◆ Problem requirements:
Can you recast the entries starting with the line that contains "graph-d-origin: O <box>556 450 566 463</box>" and going on through the line that contains "graph-b-curve1: Mg <box>296 388 315 401</box>" as a JSON list of strings, one per line, with blank lines left out?
## Start Records shown
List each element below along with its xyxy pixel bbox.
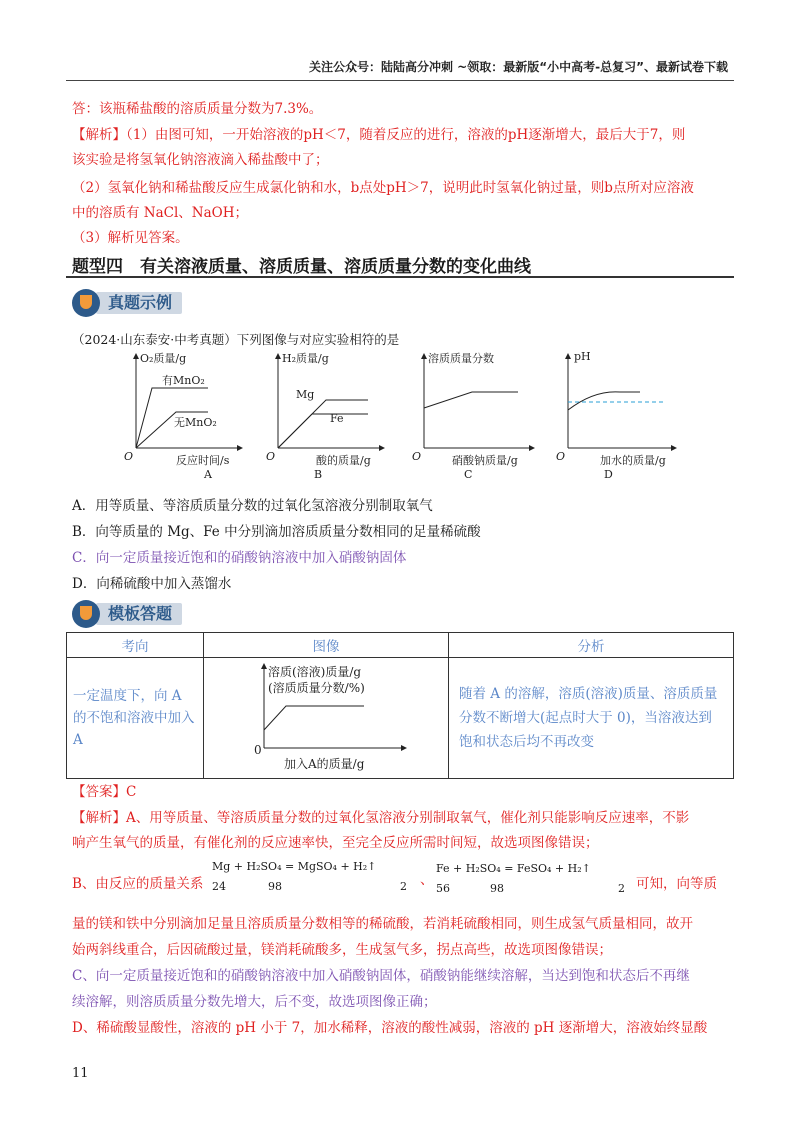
graph-d-origin: O <box>556 450 566 463</box>
graph-c-letter: C <box>464 468 473 481</box>
equation-mg: Mg + H₂SO₄ = MgSO₄ + H₂↑ <box>212 860 377 873</box>
prev-analysis-1 <box>72 123 685 143</box>
equation-mg-98: 98 <box>268 880 282 893</box>
prev-answer: 答：该瓶稀盐酸的溶质质量分数为7.3%。 <box>72 101 323 117</box>
badge-real-exam <box>72 289 202 317</box>
analysis-tag: 【解析】 <box>72 127 126 143</box>
solution-a2: 响产生氧气的质量，有催化剂的反应速率快，至完全反应所需时间短，故选项图像错误； <box>72 835 599 851</box>
table-header: 图像 <box>204 633 449 658</box>
equation-fe-56: 56 <box>436 882 450 895</box>
graph-a <box>124 351 240 481</box>
equation-mg-24: 24 <box>212 880 226 893</box>
graph-b-curve2: Fe <box>330 412 344 425</box>
option-b: B．向等质量的 Mg、Fe 中分别滴加溶质质量分数相同的足量稀硫酸 <box>72 524 481 540</box>
graph-a-letter: A <box>204 468 212 481</box>
template-graph-y2: (溶质质量分数/%) <box>268 681 365 695</box>
solution-b-pre: B、由反应的质量关系 <box>72 876 204 892</box>
equation-fe-98: 98 <box>490 882 504 895</box>
flask-icon <box>72 600 100 628</box>
option-a: A．用等质量、等溶质质量分数的过氧化氢溶液分别制取氧气 <box>72 498 433 514</box>
solution-answer: 【答案】C <box>72 784 137 800</box>
template-table <box>66 632 734 779</box>
section-title: 题型四 有关溶液质量、溶质质量、溶质质量分数的变化曲线 <box>72 257 531 277</box>
solution-b2: 量的镁和铁中分别滴加足量且溶质质量分数相等的稀硫酸，若消耗硫酸相同，则生成氢气质量相同，故开 <box>72 916 693 932</box>
equation-separator: 、 <box>420 872 434 888</box>
flask-icon <box>72 289 100 317</box>
prev-analysis-2: （2）氢氧化钠和稀盐酸反应生成氯化钠和水，b点处pH＞7，说明此时氢氧化钠过量，则b点所对应溶液 <box>72 180 694 196</box>
graph-d <box>556 350 674 481</box>
solution-a1-text: A、用等质量、等溶质质量分数的过氧化氢溶液分别制取氧气，催化剂只能影响反应速率，不影 <box>126 810 690 826</box>
graph-b-curve1: Mg <box>296 388 315 401</box>
solution-a1 <box>72 806 689 826</box>
badge-label: 真题示例 <box>96 292 182 314</box>
table-cell-analysis: 随着 A 的溶解，溶质(溶液)质量、溶质质量分数不断增大(起点时大于 0)，当溶液达到饱和状态后均不再改变 <box>449 658 734 779</box>
header-rule <box>66 80 734 81</box>
graph-a-curve2: 无MnO₂ <box>174 416 217 429</box>
page-header: 关注公众号：陆陆高分冲刺 ~领取：最新版“小中高考-总复习”、最新试卷下载 <box>309 60 728 74</box>
equation-mg-2: 2 <box>400 880 407 893</box>
prev-analysis-2b: 中的溶质有 NaCl、NaOH； <box>72 205 249 221</box>
badge-label: 模板答题 <box>96 603 182 625</box>
graph-c-xlabel: 硝酸钠质量/g <box>452 454 518 467</box>
badge-template <box>72 600 202 628</box>
graph-b <box>266 351 382 481</box>
solution-b3: 始两斜线重合，后因硫酸过量，镁消耗硫酸多，生成氢气多，拐点高些，故选项图像错误； <box>72 942 612 958</box>
equation-fe-2: 2 <box>618 882 625 895</box>
graph-b-xlabel: 酸的质量/g <box>316 454 371 467</box>
graph-a-xlabel: 反应时间/s <box>176 454 230 467</box>
solution-c2: 续溶解，则溶质质量分数先增大，后不变，故选项图像正确； <box>72 994 437 1010</box>
template-graph-origin: 0 <box>254 743 262 757</box>
option-d: D．向稀硫酸中加入蒸馏水 <box>72 576 232 592</box>
graph-b-origin: O <box>266 450 276 463</box>
graph-a-ylabel: O₂质量/g <box>140 352 187 365</box>
graph-a-curve1: 有MnO₂ <box>162 374 205 387</box>
solution-d1: D、稀硫酸显酸性，溶液的 pH 小于 7，加水稀释，溶液的酸性减弱，溶液的 pH 逐渐增大，溶液始终显酸 <box>72 1020 708 1036</box>
graph-c-origin: O <box>412 450 422 463</box>
analysis-text: （1）由图可知，一开始溶液的pH＜7，随着反应的进行，溶液的pH逐渐增大，最后大于7，则 <box>126 127 686 143</box>
graph-d-ylabel: pH <box>574 350 591 363</box>
template-graph-xlabel: 加入A的质量/g <box>284 757 365 771</box>
equation-fe: Fe + H₂SO₄ = FeSO₄ + H₂↑ <box>436 862 591 875</box>
template-graph-y1: 溶质(溶液)质量/g <box>268 665 362 679</box>
option-c: C．向一定质量接近饱和的硝酸钠溶液中加入硝酸钠固体 <box>72 550 407 566</box>
graph-d-letter: D <box>604 468 613 481</box>
graph-b-ylabel: H₂质量/g <box>282 352 329 365</box>
template-graph <box>204 658 444 774</box>
table-header: 分析 <box>449 633 734 658</box>
prev-analysis-1b: 该实验是将氢氧化钠溶液滴入稀盐酸中了； <box>72 152 329 168</box>
question-stem: （2024·山东泰安·中考真题）下列图像与对应实验相符的是 <box>72 332 400 347</box>
graph-a-origin: O <box>124 450 134 463</box>
table-cell-graph <box>204 658 449 779</box>
prev-analysis-3: （3）解析见答案。 <box>72 230 189 246</box>
question-graphs <box>100 348 700 488</box>
table-cell-direction: 一定温度下，向 A 的不饱和溶液中加入 A <box>67 658 204 779</box>
graph-c-ylabel: 溶质质量分数 <box>428 352 494 365</box>
table-row <box>67 658 734 779</box>
solution-c1: C、向一定质量接近饱和的硝酸钠溶液中加入硝酸钠固体，硝酸钠能继续溶解，当达到饱和状态后不再继 <box>72 968 690 984</box>
table-header-row <box>67 633 734 658</box>
table-header: 考向 <box>67 633 204 658</box>
section-rule <box>66 276 734 278</box>
page-number: 11 <box>72 1066 89 1081</box>
graph-b-letter: B <box>314 468 323 481</box>
solution-tag: 【解析】 <box>72 810 126 826</box>
solution-b-post: 可知，向等质 <box>636 876 717 892</box>
graph-d-xlabel: 加水的质量/g <box>600 454 666 467</box>
graph-c <box>412 351 532 481</box>
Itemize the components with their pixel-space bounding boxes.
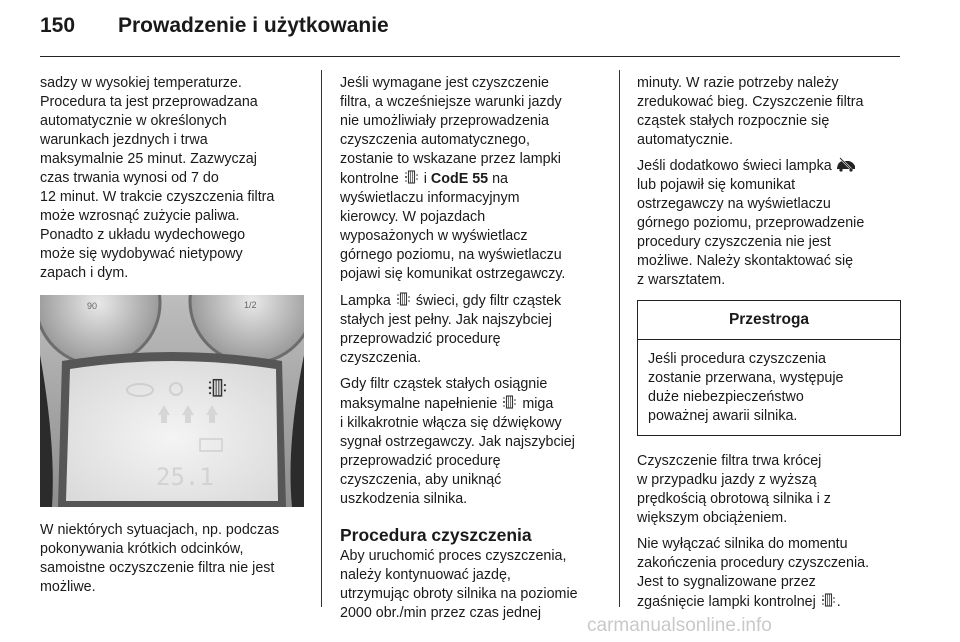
column-divider-1 bbox=[321, 70, 322, 607]
paragraph-procedure: Aby uruchomić proces czyszczenia, należy kontynuować jazdę, utrzymując obroty silnika na poziomie 2000 obr./min przez czas jednej bbox=[340, 548, 578, 621]
caution-box bbox=[637, 300, 901, 436]
service-wrench-car-icon bbox=[836, 157, 856, 172]
column-2 bbox=[340, 74, 606, 630]
particulate-filter-icon bbox=[395, 291, 412, 307]
paragraph-minute: minuty. W razie potrzeby należy zredukować bieg. Czyszczenie filtra cząstek stałych rozpocznie się automatycznie. bbox=[637, 75, 864, 148]
particulate-filter-icon bbox=[501, 394, 518, 410]
gauge-label-half: 1/2 bbox=[244, 300, 257, 310]
column-3 bbox=[637, 74, 903, 619]
paragraph-max-fill: Gdy filtr cząstek stałych osiągnie maksymalne napełnienie miga i kilkakrotnie włącza się dźwiękowy sygnał ostrzegawczy. Jak najszybciej przeprowadzić procedurę czyszczenia, aby uniknąć uszkodzenia silnika. bbox=[340, 376, 575, 507]
instrument-cluster-photo bbox=[40, 295, 304, 507]
figure-caption: W niektórych sytuacjach, np. podczas pokonywania krótkich odcinków, samoistne oczyszczenie filtra nie jest możliwe. bbox=[40, 522, 280, 595]
section-heading: Procedura czyszczenia bbox=[340, 525, 532, 545]
column-divider-2 bbox=[619, 70, 620, 607]
page-title: Prowadzenie i użytkowanie bbox=[118, 14, 389, 37]
code-indicator: CodE 55 bbox=[430, 171, 489, 187]
particulate-filter-icon bbox=[820, 592, 837, 608]
paragraph-engine-off: Nie wyłączać silnika do momentu zakończenia procedury czyszczenia. Jest to sygnalizowane przez zgaśnięcie lampki kontrolnej . bbox=[637, 536, 870, 610]
display-value: 25.1 bbox=[156, 463, 214, 491]
column-1 bbox=[40, 74, 306, 604]
paragraph-service-lamp: Jeśli dodatkowo świeci lampka lub pojawił się komunikat ostrzegawczy na wyświetlaczu górnego poziomu, przeprowadzenie procedury czyszczenia nie jest możliwe. Należy skontaktować się z warsztatem. bbox=[637, 158, 865, 288]
paragraph-duration: Czyszczenie filtra trwa krócej w przypadku jazdy z wyższą prędkością obrotową silnika i z większym obciążeniem. bbox=[637, 453, 831, 526]
header-divider bbox=[40, 56, 900, 57]
caution-title: Przestroga bbox=[638, 301, 900, 340]
paragraph-intro: sadzy w wysokiej temperaturze. Procedura ta jest przeprowadzana automatycznie w określonych warunkach jezdnych i trwa maksymalnie 25 minut. Zazwyczaj czas trwania wynosi od 7 do 12 minut. W trakcie czyszczenia filtra może wzrosnąć zużycie paliwa. Ponadto z układu wydechowego może się wydobywać nietypowy zapach i dym. bbox=[40, 75, 275, 281]
page-number: 150 bbox=[40, 14, 76, 37]
gauge-label-90: 90 bbox=[87, 301, 98, 311]
paragraph-cleaning-required: Jeśli wymagane jest czyszczenie filtra, a wcześniejsze warunki jazdy nie umożliwiały przeprowadzenia czyszczenia automatycznego, zostanie to wskazane przez lampki kontrolne i CodE 55 na wyświetlaczu informacyjnym kierowcy. W pojazdach wyposażonych w wyświetlacz górnego poziomu, na wyświetlaczu pojawi się komunikat ostrzegawczy. bbox=[340, 75, 566, 282]
paragraph-lamp-lit: Lampka świeci, gdy filtr cząstek stałych jest pełny. Jak najszybciej przeprowadzić procedurę czyszczenia. bbox=[340, 293, 562, 366]
caution-body: Jeśli procedura czyszczenia zostanie przerwana, występuje duże niebezpieczeństwo poważnej awarii silnika. bbox=[648, 351, 844, 424]
particulate-filter-icon bbox=[403, 169, 420, 185]
watermark: carmanualsonline.info bbox=[587, 615, 772, 636]
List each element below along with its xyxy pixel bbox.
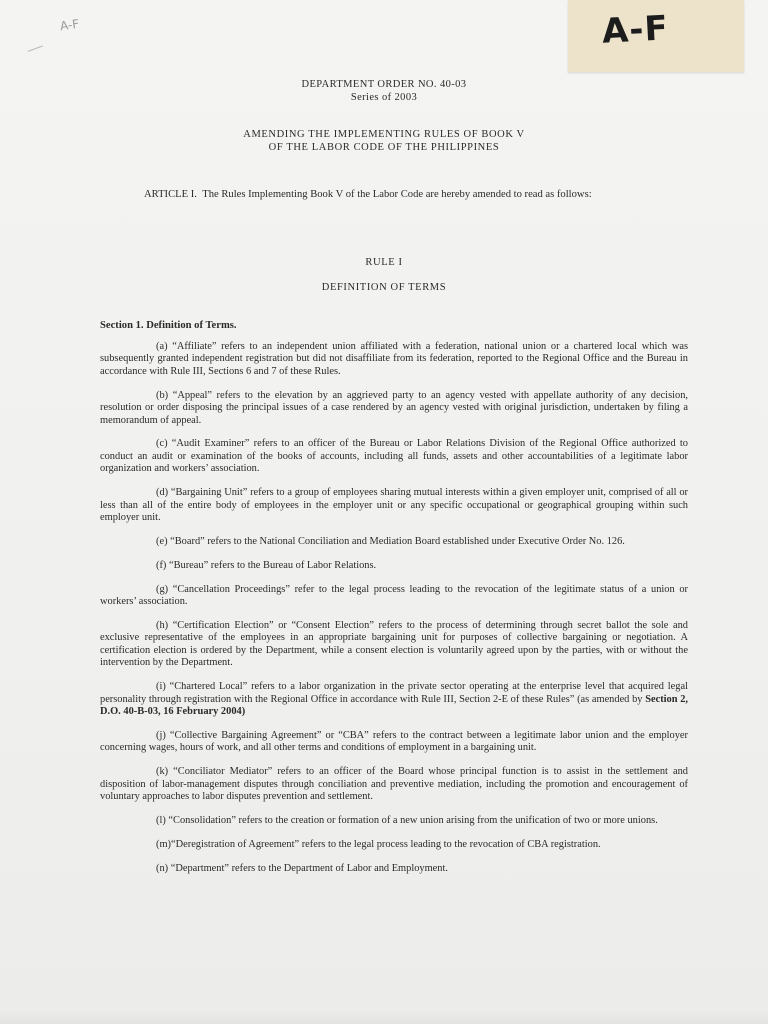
## End Records shown
◆ In response:
[
  "graph-d-origin: O <box>556 450 566 463</box>",
  "graph-c-letter: C <box>464 468 473 481</box>",
  "equation-mg: Mg + H₂SO₄ = MgSO₄ + H₂↑ <box>212 860 377 873</box>",
  "prev-analysis-1 <box>72 123 685 143</box>",
  "equation-mg-98: 98 <box>268 880 282 893</box>",
  "prev-answer: 答：该瓶稀盐酸的溶质质量分数为7.3%。 <box>72 101 323 117</box>",
  "badge-real-exam <box>72 289 202 317</box>",
  "analysis-tag: 【解析】 <box>72 127 126 143</box>",
  "solution-a2: 响产生氧气的质量，有催化剂的反应速率快，至完全反应所需时间短，故选项图像错误； <box>72 835 599 851</box>",
  "table-header: 图像 <box>204 633 449 658</box>",
  "equation-fe-56: 56 <box>436 882 450 895</box>",
  "graph-a <box>124 351 240 481</box>",
  "equation-mg-24: 24 <box>212 880 226 893</box>",
  "graph-b-curve2: Fe <box>330 412 344 425</box>",
  "option-b: B．向等质量的 Mg、Fe 中分别滴加溶质质量分数相同的足量稀硫酸 <box>72 524 481 540</box>",
  "graph-a-letter: A <box>204 468 212 481</box>",
  "template-graph-y2: (溶质质量分数/%) <box>268 681 365 695</box>",
  "solution-b-pre: B、由反应的质量关系 <box>72 876 204 892</box>",
  "equation-fe-98: 98 <box>490 882 504 895</box>",
  "flask-icon <box>72 600 100 628</box>",
  "option-a: A．用等质量、等溶质质量分数的过氧化氢溶液分别制取氧气 <box>72 498 433 514</box>",
  "solution-answer: 【答案】C <box>72 784 137 800</box>",
  "template-table <box>66 632 734 779</box>",
  "section-title: 题型四 有关溶液质量、溶质质量、溶质质量分数的变化曲线 <box>72 257 531 277</box>",
  "solution-b2: 量的镁和铁中分别滴加足量且溶质质量分数相等的稀硫酸，若消耗硫酸相同，则生成氢气质量相同，故开 <box>72 916 693 932</box>",
  "equation-separator: 、 <box>420 872 434 888</box>",
  "flask-icon <box>72 289 100 317</box>",
  "prev-analysis-2: （2）氢氧化钠和稀盐酸反应生成氯化钠和水，b点处pH＞7，说明此时氢氧化钠过量，则b点所对应溶液 <box>72 180 694 196</box>",
  "graph-d <box>556 350 674 481</box>",
  "solution-a1-text: A、用等质量、等溶质质量分数的过氧化氢溶液分别制取氧气，催化剂只能影响反应速率，不影 <box>126 810 690 826</box>",
  "graph-b-curve1: Mg <box>296 388 315 401</box>"
]